begin Listed entries
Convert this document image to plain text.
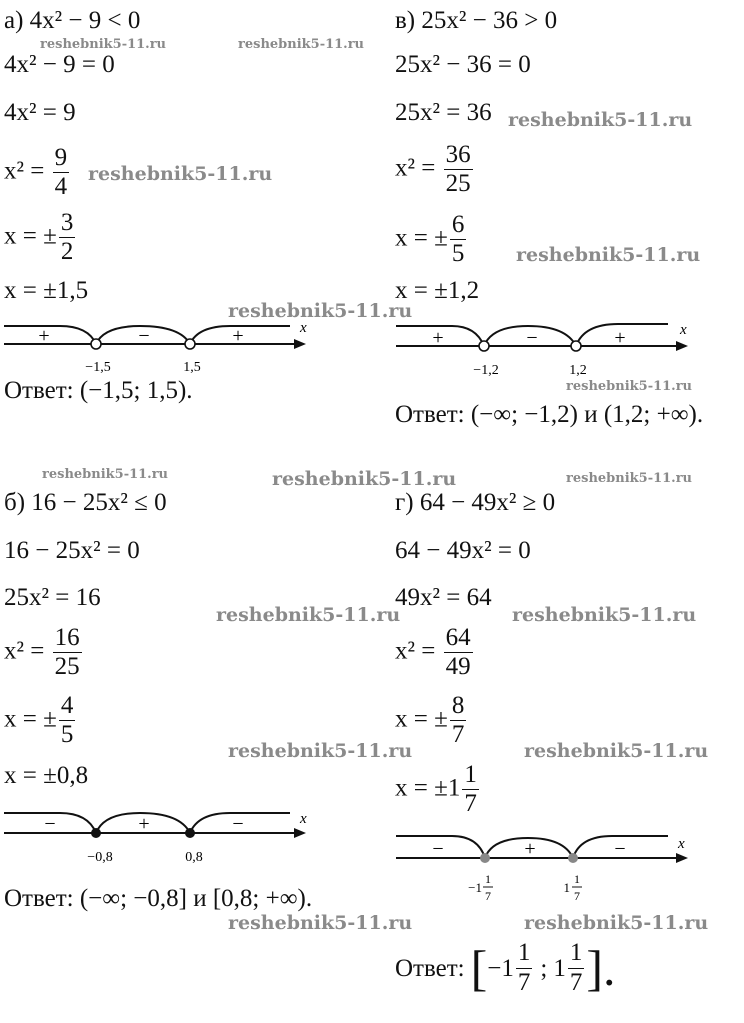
а) 4x² − 9 < 0
4x² − 9 = 0
4x² = 9
$x^2 = \frac{9}{4}$
x = ± $\frac{3}{2}$
x = ±1,5
+	−	+	x
−1,5	1,5
Ответ: (−1,5; 1,5).
в) 25x² − 36 > 0
25x² − 36 = 0
25x² = 36
$x^2 = \frac{36}{25}$
x = ± $\frac{6}{5}$
x = ±1,2
+	−	+	x
−1,2	1,2
Ответ: (−∞; −1,2) и (1,2; +∞).
б) 16 − 25x² ≤ 0
16 − 25x² = 0
25x² = 16
$x^2 = \frac{16}{25}$
x = ± $\frac{4}{5}$
x = ±0,8
−	+	−	x
−0,8	0,8
Ответ: (−∞; −0,8] и [0,8; +∞).
г) 64 − 49x² ≥ 0
64 − 49x² = 0
49x² = 64
$x^2 = \frac{64}{49}$
x = ± $\frac{8}{7}$
$x = \pm 1 \frac{1}{7}$
−	+	−	x
−1
1
7
1
1
7
Ответ: [ $-1 \frac{1}{7}$ ; $1 \frac{1}{7}$ ].
reshebnik5-11.ru	reshebnik5-11.ru
reshebnik5-11.ru
reshebnik5-11.ru
reshebnik5-11.ru
reshebnik5-11.ru
reshebnik5-11.ru
reshebnik5-11.ru	reshebnik5-11.ru	reshebnik5-11.ru
reshebnik5-11.ru	reshebnik5-11.ru
reshebnik5-11.ru	reshebnik5-11.ru
reshebnik5-11.ru	reshebnik5-11.ru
end Listed entries
Task statement:
Return all lines with the word "Ответ" in them.

Written reply:
Ответ: (−1,5; 1,5).
Ответ: (−∞; −1,2) и (1,2; +∞).
Ответ: (−∞; −0,8] и [0,8; +∞).
Ответ: [ $-1 \frac{1}{7}$ ; $1 \frac{1}{7}$ ].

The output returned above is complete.